• _YOUR TASK_
Work through the entries below and report how many lines include "trực". The number alone is the answer.

START

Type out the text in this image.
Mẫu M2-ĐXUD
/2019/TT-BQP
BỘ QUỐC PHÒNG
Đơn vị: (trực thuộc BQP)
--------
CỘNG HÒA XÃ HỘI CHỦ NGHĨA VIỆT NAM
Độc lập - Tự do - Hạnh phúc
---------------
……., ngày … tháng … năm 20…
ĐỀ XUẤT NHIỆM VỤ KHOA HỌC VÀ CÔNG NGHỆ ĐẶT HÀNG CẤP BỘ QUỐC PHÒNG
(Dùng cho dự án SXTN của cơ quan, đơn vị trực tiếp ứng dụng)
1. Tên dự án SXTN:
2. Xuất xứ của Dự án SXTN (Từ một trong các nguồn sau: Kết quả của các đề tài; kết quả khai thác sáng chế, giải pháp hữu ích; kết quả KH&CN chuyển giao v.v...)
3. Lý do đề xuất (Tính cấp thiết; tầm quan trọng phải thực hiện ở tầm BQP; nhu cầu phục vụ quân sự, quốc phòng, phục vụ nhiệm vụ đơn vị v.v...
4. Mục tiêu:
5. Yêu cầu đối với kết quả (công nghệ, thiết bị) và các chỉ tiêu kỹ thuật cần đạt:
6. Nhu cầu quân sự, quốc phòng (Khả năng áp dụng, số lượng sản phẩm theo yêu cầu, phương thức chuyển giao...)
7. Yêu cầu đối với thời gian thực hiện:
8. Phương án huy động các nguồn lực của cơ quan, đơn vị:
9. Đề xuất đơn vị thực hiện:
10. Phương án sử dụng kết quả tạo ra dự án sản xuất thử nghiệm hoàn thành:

END

• _RESULT FOR THIS TASK_
2